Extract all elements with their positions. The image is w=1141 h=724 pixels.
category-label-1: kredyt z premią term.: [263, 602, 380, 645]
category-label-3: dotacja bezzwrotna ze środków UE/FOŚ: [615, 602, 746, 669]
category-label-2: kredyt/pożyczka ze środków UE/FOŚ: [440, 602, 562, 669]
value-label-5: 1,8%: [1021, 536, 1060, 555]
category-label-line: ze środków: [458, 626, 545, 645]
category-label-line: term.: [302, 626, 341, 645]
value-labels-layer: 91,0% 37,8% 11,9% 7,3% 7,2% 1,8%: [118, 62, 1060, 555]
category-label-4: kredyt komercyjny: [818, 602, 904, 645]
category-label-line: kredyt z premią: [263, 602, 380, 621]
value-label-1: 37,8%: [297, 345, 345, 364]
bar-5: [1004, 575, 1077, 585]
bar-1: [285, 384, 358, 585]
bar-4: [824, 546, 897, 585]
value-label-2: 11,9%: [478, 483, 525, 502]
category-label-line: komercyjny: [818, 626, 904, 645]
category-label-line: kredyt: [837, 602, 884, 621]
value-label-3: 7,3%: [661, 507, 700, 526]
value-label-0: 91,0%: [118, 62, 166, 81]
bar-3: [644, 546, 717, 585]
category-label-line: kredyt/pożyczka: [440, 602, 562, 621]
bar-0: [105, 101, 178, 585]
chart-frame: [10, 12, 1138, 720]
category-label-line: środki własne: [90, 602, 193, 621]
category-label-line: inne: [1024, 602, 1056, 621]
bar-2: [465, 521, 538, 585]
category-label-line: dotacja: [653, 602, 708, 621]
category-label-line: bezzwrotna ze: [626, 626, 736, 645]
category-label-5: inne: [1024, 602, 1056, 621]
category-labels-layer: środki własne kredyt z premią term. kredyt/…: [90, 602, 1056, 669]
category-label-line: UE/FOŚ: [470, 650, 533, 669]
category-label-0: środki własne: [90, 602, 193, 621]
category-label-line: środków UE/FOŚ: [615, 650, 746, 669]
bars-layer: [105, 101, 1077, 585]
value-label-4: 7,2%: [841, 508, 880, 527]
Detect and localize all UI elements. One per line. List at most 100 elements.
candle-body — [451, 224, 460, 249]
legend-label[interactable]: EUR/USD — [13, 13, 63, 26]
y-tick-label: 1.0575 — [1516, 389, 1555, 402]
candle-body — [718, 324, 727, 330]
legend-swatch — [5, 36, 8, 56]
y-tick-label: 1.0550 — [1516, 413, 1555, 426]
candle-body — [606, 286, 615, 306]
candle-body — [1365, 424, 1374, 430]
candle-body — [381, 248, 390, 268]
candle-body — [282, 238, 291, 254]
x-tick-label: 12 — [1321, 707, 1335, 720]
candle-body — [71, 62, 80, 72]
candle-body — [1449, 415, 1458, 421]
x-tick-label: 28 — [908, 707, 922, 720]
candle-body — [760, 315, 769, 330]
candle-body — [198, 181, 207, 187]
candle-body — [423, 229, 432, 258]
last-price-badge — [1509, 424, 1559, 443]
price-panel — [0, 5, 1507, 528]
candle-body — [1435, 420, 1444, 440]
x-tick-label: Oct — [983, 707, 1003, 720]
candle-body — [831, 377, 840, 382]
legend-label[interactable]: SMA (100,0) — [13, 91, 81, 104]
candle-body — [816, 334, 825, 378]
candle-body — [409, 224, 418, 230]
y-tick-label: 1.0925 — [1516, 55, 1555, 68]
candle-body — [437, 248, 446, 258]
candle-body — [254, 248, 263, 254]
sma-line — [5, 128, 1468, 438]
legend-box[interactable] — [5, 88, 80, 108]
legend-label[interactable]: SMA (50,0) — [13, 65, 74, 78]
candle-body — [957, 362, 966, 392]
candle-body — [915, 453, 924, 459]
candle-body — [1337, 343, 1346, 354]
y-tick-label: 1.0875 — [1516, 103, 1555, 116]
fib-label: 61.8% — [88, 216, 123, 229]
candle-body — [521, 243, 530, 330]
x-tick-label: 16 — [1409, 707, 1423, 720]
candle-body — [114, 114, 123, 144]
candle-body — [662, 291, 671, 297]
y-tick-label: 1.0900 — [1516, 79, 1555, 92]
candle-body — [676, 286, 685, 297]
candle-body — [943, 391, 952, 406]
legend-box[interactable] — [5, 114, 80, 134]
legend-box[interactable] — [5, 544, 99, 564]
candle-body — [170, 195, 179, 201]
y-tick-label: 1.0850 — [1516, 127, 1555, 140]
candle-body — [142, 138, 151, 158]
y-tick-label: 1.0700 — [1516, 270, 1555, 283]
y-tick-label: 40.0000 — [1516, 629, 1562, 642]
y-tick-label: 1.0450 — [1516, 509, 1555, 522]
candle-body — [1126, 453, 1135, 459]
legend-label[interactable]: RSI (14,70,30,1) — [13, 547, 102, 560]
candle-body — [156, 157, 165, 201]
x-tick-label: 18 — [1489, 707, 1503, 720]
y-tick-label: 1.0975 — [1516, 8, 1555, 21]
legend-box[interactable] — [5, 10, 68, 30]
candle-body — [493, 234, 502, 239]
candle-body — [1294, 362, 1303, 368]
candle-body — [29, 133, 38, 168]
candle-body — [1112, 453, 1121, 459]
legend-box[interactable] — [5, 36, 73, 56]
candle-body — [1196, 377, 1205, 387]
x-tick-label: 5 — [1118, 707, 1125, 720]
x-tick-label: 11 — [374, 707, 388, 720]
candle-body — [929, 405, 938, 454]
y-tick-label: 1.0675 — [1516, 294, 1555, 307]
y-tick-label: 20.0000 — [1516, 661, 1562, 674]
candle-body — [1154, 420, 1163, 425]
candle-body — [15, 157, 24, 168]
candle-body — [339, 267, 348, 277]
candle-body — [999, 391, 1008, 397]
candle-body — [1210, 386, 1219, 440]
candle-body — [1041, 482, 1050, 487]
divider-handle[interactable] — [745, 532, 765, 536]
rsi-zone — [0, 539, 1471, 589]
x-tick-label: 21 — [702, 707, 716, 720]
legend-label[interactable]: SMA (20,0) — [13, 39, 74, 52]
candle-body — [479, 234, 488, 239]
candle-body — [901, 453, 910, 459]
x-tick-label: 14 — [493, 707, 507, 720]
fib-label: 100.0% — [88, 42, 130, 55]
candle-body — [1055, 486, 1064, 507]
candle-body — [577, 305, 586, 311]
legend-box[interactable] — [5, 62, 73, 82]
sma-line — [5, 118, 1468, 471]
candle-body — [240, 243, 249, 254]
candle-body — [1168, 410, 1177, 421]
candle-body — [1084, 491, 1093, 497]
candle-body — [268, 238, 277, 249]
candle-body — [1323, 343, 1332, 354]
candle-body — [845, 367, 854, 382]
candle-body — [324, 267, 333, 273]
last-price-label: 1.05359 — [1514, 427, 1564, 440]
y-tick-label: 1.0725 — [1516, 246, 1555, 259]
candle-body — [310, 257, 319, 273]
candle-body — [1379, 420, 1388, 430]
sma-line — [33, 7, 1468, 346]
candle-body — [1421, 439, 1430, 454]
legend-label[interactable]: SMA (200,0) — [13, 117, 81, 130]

**To do**
Pull out the material above word for word, starting at its very first line and ending with the line that contains "y-tick-label: 1.0550 — [1516, 413, 1555, 426]". Include both the first and last lines.

**Exercise answer**
Extract all elements with their positions. The image is w=1141 h=724 pixels.
category-label-1: kredyt z premią term.: [263, 602, 380, 645]
category-label-3: dotacja bezzwrotna ze środków UE/FOŚ: [615, 602, 746, 669]
category-label-2: kredyt/pożyczka ze środków UE/FOŚ: [440, 602, 562, 669]
value-label-5: 1,8%: [1021, 536, 1060, 555]
category-label-line: ze środków: [458, 626, 545, 645]
category-label-line: term.: [302, 626, 341, 645]
value-labels-layer: 91,0% 37,8% 11,9% 7,3% 7,2% 1,8%: [118, 62, 1060, 555]
category-label-4: kredyt komercyjny: [818, 602, 904, 645]
category-label-line: kredyt z premią: [263, 602, 380, 621]
value-label-1: 37,8%: [297, 345, 345, 364]
bar-5: [1004, 575, 1077, 585]
bar-1: [285, 384, 358, 585]
bar-4: [824, 546, 897, 585]
value-label-2: 11,9%: [478, 483, 525, 502]
category-label-line: komercyjny: [818, 626, 904, 645]
category-label-line: kredyt: [837, 602, 884, 621]
value-label-3: 7,3%: [661, 507, 700, 526]
value-label-0: 91,0%: [118, 62, 166, 81]
bar-3: [644, 546, 717, 585]
category-label-line: kredyt/pożyczka: [440, 602, 562, 621]
bar-0: [105, 101, 178, 585]
chart-frame: [10, 12, 1138, 720]
category-label-line: środki własne: [90, 602, 193, 621]
category-label-line: inne: [1024, 602, 1056, 621]
bar-2: [465, 521, 538, 585]
category-label-line: dotacja: [653, 602, 708, 621]
category-label-line: bezzwrotna ze: [626, 626, 736, 645]
category-label-5: inne: [1024, 602, 1056, 621]
category-labels-layer: środki własne kredyt z premią term. kredyt/…: [90, 602, 1056, 669]
category-label-line: UE/FOŚ: [470, 650, 533, 669]
category-label-0: środki własne: [90, 602, 193, 621]
category-label-line: środków UE/FOŚ: [615, 650, 746, 669]
bars-layer: [105, 101, 1077, 585]
value-label-4: 7,2%: [841, 508, 880, 527]
Detect and localize all UI elements. One per line. List at most 100 elements.
candle-body — [451, 224, 460, 249]
legend-label[interactable]: EUR/USD — [13, 13, 63, 26]
y-tick-label: 1.0575 — [1516, 389, 1555, 402]
candle-body — [718, 324, 727, 330]
legend-swatch — [5, 36, 8, 56]
y-tick-label: 1.0550 — [1516, 413, 1555, 426]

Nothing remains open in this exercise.